==== 提示文 ====
CEO Comment Vol.75 『2022.3月期第3四半期決算サマリー[IFRS](連結)とフィンテックシフト』

第3四半期累計は過去最高益を更新、東芝テックに続きJCBとの資本業務提携で【DGフィンテックシフト】を加速

本日の取締役会の承認を受けて、2022年3月期第3四半期決算短信[IFRS]を発表いたしました。

Ⅰ. 2022.3月期第3四半期決算サマリー/ DGグループオーバービューとFTセグメント

 2022.3月期第3四半期連結累計期間(以下、3Q累計)は、収益52,888百万円(前年同期比84%増)、税引前四半期利益33,679百万円(同3.6倍)と大幅に過去最高益を更新いたしました。また、全セグメントとも前年同期比増益を達成することができました。フィナンシャルテクノロジー(以下、FT)事業の決済取扱高が引き続き好調に拡大したことに加え、インキュベーションテクノロジー(以下、IT)事業において、2Qに続き投資先公正価値が大幅に上昇したことによります。マーケティングテクノロジー(以下、MT)事業は、主力のデジタルプロモーション事業が、金融関連を中心に引き続き伸長しました。ロングタームインキュベーション(以下、LTI)事業では、㈱カカクコムの業績が回復基調となりました。

 次に、FTセグメントにフォーカスしたスライドをご覧ください。

 FTセグメントの決済取扱高、件数は、ともに二桁成長が継続しており、EC決済に加え、注力中の対面決済についてもDX化の波を受け順調に成長しています。一方、急伸する決済トランザクションを安定的に支える最先端のシステム投資を継続しましたが、これらのコストを吸収し、FTセグメントの税引前四半期利益は、前年同期比 1Q +9%、2Q +3%でしたが、3Qは +11%と二桁増収増益へと回復しています。
====
# 課題
1. 提示文で「(以下、…)」の形で略称が定められている語をすべて挙げ、それぞれ元の語と略称を組にして示してください。
2. 提示文のうち「次に、FTセグメントにフォーカスしたスライドをご覧ください。」から「1Q +9%、2Q +3%でしたが、3Qは +11%と二桁増収増益へと回復しています。」までの箇所を、一字も変えずに書き写してください。
この後の一覧は、提示文とは関係ありません。
==== 提供データ ====
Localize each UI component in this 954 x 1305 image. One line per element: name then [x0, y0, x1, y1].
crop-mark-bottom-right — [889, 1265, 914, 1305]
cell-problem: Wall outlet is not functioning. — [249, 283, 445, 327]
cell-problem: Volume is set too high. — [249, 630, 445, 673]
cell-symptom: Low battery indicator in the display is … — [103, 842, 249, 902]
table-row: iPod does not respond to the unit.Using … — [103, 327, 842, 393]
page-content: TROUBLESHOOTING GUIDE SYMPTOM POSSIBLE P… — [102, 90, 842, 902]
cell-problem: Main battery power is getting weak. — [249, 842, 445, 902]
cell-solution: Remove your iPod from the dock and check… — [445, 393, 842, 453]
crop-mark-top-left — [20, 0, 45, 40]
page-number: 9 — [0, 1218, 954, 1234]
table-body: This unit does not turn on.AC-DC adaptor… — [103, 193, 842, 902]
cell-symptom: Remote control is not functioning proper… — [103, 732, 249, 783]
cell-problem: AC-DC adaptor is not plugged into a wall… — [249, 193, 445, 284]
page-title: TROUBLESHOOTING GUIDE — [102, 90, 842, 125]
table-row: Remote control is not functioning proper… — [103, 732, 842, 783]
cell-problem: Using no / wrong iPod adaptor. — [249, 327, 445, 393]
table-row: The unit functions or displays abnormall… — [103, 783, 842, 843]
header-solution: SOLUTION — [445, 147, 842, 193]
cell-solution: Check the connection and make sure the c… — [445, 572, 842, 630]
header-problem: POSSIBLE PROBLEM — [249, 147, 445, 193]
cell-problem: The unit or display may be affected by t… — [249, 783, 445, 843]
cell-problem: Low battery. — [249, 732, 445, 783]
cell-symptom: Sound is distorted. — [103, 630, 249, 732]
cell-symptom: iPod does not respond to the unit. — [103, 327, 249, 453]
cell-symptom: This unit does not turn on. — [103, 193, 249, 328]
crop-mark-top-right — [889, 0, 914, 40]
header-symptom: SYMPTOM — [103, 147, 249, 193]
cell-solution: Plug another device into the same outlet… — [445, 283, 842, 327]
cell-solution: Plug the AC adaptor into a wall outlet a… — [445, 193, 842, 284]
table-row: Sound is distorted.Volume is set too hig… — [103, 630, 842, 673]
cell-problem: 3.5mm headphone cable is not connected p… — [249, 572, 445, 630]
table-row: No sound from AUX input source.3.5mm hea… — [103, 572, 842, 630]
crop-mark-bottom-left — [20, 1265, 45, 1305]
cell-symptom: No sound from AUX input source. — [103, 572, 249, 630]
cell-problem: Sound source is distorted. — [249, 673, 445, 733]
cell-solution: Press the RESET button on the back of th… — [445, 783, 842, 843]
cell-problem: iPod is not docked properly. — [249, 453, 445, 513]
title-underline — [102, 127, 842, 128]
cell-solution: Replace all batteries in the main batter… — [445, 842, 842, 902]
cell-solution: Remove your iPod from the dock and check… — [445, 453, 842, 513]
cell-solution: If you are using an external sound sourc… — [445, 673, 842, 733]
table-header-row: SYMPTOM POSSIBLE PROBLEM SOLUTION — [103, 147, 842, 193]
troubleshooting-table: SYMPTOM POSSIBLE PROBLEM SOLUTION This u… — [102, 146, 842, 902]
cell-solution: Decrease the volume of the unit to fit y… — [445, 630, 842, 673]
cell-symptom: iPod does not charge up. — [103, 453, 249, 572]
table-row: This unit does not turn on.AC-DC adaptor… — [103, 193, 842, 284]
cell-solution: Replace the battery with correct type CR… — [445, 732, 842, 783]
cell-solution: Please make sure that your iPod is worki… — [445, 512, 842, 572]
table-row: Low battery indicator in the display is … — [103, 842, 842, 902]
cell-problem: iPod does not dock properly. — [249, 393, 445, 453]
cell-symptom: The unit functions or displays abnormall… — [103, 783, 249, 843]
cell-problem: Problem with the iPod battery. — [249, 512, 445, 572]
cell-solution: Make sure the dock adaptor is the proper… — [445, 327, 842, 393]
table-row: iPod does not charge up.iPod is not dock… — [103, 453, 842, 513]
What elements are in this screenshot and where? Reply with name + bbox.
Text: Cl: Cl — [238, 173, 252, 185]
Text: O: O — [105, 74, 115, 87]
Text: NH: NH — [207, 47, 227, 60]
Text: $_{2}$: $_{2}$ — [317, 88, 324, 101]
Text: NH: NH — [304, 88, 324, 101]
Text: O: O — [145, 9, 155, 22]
====
# 解答例
1.
- 2022.3月期第3四半期連結累計期間:3Q累計
- フィナンシャルテクノロジー:FT
- インキュベーションテクノロジー:IT
- マーケティングテクノロジー:MT
- ロングタームインキュベーション:LTI

2.
次に、FTセグメントにフォーカスしたスライドをご覧ください。

 FTセグメントの決済取扱高、件数は、ともに二桁成長が継続しており、EC決済に加え、注力中の対面決済についてもDX化の波を受け順調に成長しています。一方、急伸する決済トランザクションを安定的に支える最先端のシステム投資を継続しましたが、これらのコストを吸収し、FTセグメントの税引前四半期利益は、前年同期比 1Q +9%、2Q +3%でしたが、3Qは +11%と二桁増収増益へと回復しています。